— begin RECORDS —
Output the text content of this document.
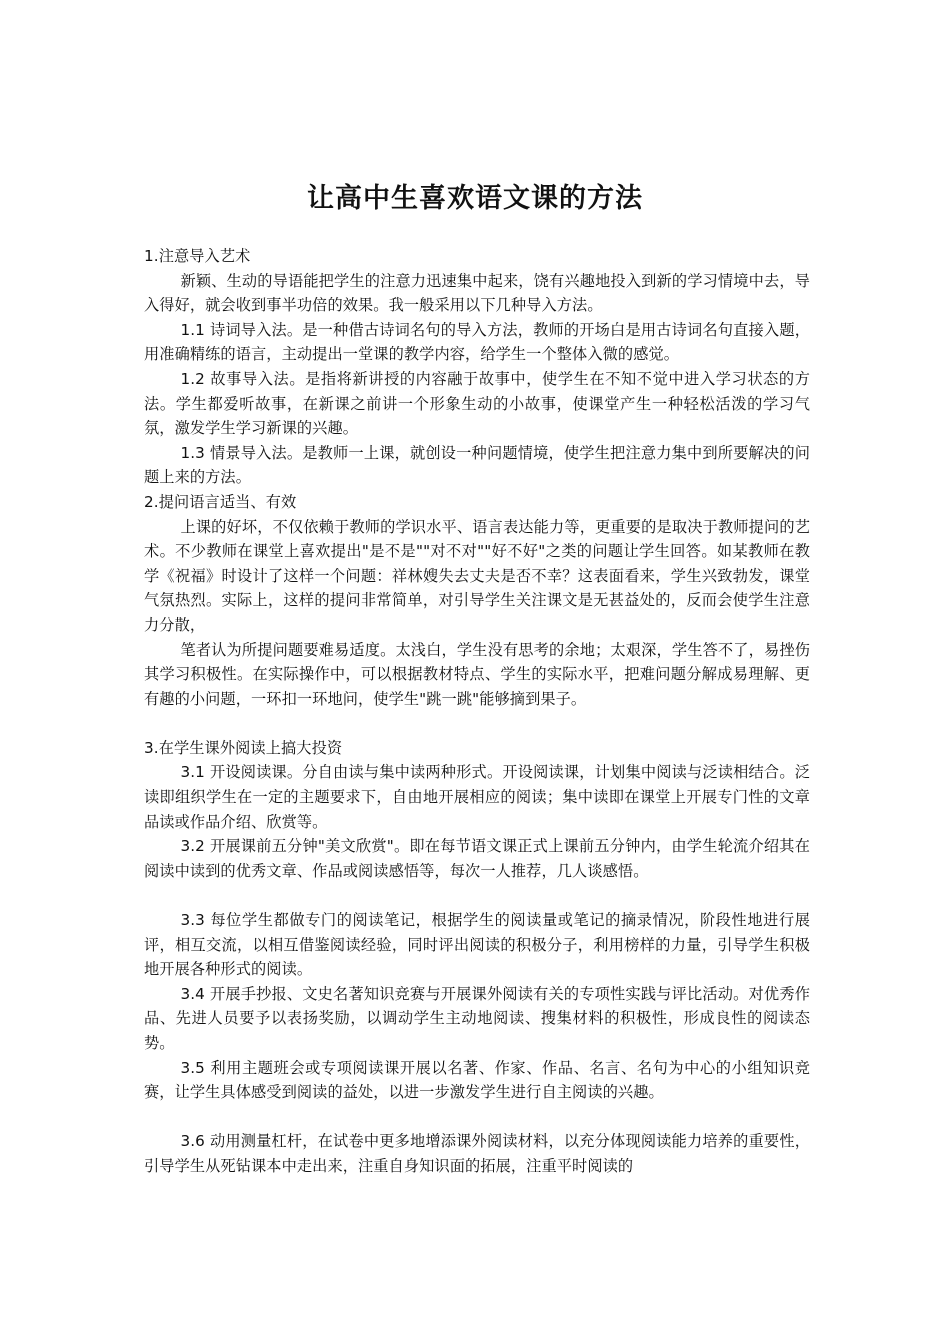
让高中生喜欢语文课的方法

1.注意导入艺术

新颖、生动的导语能把学生的注意力迅速集中起来，饶有兴趣地投入到新的学习情境中去，导入得好，就会收到事半功倍的效果。我一般采用以下几种导入方法。

1.1 诗词导入法。是一种借古诗词名句的导入方法，教师的开场白是用古诗词名句直接入题，用准确精练的语言，主动提出一堂课的教学内容，给学生一个整体入微的感觉。

1.2 故事导入法。是指将新讲授的内容融于故事中，使学生在不知不觉中进入学习状态的方法。学生都爱听故事，在新课之前讲一个形象生动的小故事，使课堂产生一种轻松活泼的学习气氛，激发学生学习新课的兴趣。

1.3 情景导入法。是教师一上课，就创设一种问题情境，使学生把注意力集中到所要解决的问题上来的方法。

2.提问语言适当、有效

上课的好坏，不仅依赖于教师的学识水平、语言表达能力等，更重要的是取决于教师提问的艺术。不少教师在课堂上喜欢提出"是不是""对不对""好不好"之类的问题让学生回答。如某教师在教学《祝福》时设计了这样一个问题：祥林嫂失去丈夫是否不幸？这表面看来，学生兴致勃发，课堂气氛热烈。实际上，这样的提问非常简单，对引导学生关注课文是无甚益处的，反而会使学生注意力分散，

笔者认为所提问题要难易适度。太浅白，学生没有思考的余地；太艰深，学生答不了，易挫伤其学习积极性。在实际操作中，可以根据教材特点、学生的实际水平，把难问题分解成易理解、更有趣的小问题，一环扣一环地问，使学生"跳一跳"能够摘到果子。

3.在学生课外阅读上搞大投资

3.1 开设阅读课。分自由读与集中读两种形式。开设阅读课，计划集中阅读与泛读相结合。泛读即组织学生在一定的主题要求下，自由地开展相应的阅读；集中读即在课堂上开展专门性的文章品读或作品介绍、欣赏等。

3.2 开展课前五分钟"美文欣赏"。即在每节语文课正式上课前五分钟内，由学生轮流介绍其在阅读中读到的优秀文章、作品或阅读感悟等，每次一人推荐，几人谈感悟。

3.3 每位学生都做专门的阅读笔记，根据学生的阅读量或笔记的摘录情况，阶段性地进行展评，相互交流，以相互借鉴阅读经验，同时评出阅读的积极分子，利用榜样的力量，引导学生积极地开展各种形式的阅读。

3.4 开展手抄报、文史名著知识竞赛与开展课外阅读有关的专项性实践与评比活动。对优秀作品、先进人员要予以表扬奖励，以调动学生主动地阅读、搜集材料的积极性，形成良性的阅读态势。

3.5 利用主题班会或专项阅读课开展以名著、作家、作品、名言、名句为中心的小组知识竞赛，让学生具体感受到阅读的益处，以进一步激发学生进行自主阅读的兴趣。

3.6 动用测量杠杆，在试卷中更多地增添课外阅读材料，以充分体现阅读能力培养的重要性，引导学生从死钻课本中走出来，注重自身知识面的拓展，注重平时阅读的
— end RECORDS —
WHAT YOU SHOULD DO
Reproduce the entries above without change, omitting all pictures.

FULL RESPONSE
Output the text content of this document.
让高中生喜欢语文课的方法

1.注意导入艺术

新颖、生动的导语能把学生的注意力迅速集中起来，饶有兴趣地投入到新的学习情境中去，导入得好，就会收到事半功倍的效果。我一般采用以下几种导入方法。

1.1 诗词导入法。是一种借古诗词名句的导入方法，教师的开场白是用古诗词名句直接入题，用准确精练的语言，主动提出一堂课的教学内容，给学生一个整体入微的感觉。

1.2 故事导入法。是指将新讲授的内容融于故事中，使学生在不知不觉中进入学习状态的方法。学生都爱听故事，在新课之前讲一个形象生动的小故事，使课堂产生一种轻松活泼的学习气氛，激发学生学习新课的兴趣。

1.3 情景导入法。是教师一上课，就创设一种问题情境，使学生把注意力集中到所要解决的问题上来的方法。

2.提问语言适当、有效

上课的好坏，不仅依赖于教师的学识水平、语言表达能力等，更重要的是取决于教师提问的艺术。不少教师在课堂上喜欢提出"是不是""对不对""好不好"之类的问题让学生回答。如某教师在教学《祝福》时设计了这样一个问题：祥林嫂失去丈夫是否不幸？这表面看来，学生兴致勃发，课堂气氛热烈。实际上，这样的提问非常简单，对引导学生关注课文是无甚益处的，反而会使学生注意力分散，

笔者认为所提问题要难易适度。太浅白，学生没有思考的余地；太艰深，学生答不了，易挫伤其学习积极性。在实际操作中，可以根据教材特点、学生的实际水平，把难问题分解成易理解、更有趣的小问题，一环扣一环地问，使学生"跳一跳"能够摘到果子。

3.在学生课外阅读上搞大投资

3.1 开设阅读课。分自由读与集中读两种形式。开设阅读课，计划集中阅读与泛读相结合。泛读即组织学生在一定的主题要求下，自由地开展相应的阅读；集中读即在课堂上开展专门性的文章品读或作品介绍、欣赏等。

3.2 开展课前五分钟"美文欣赏"。即在每节语文课正式上课前五分钟内，由学生轮流介绍其在阅读中读到的优秀文章、作品或阅读感悟等，每次一人推荐，几人谈感悟。

3.3 每位学生都做专门的阅读笔记，根据学生的阅读量或笔记的摘录情况，阶段性地进行展评，相互交流，以相互借鉴阅读经验，同时评出阅读的积极分子，利用榜样的力量，引导学生积极地开展各种形式的阅读。

3.4 开展手抄报、文史名著知识竞赛与开展课外阅读有关的专项性实践与评比活动。对优秀作品、先进人员要予以表扬奖励，以调动学生主动地阅读、搜集材料的积极性，形成良性的阅读态势。

3.5 利用主题班会或专项阅读课开展以名著、作家、作品、名言、名句为中心的小组知识竞赛，让学生具体感受到阅读的益处，以进一步激发学生进行自主阅读的兴趣。

3.6 动用测量杠杆，在试卷中更多地增添课外阅读材料，以充分体现阅读能力培养的重要性，引导学生从死钻课本中走出来，注重自身知识面的拓展，注重平时阅读的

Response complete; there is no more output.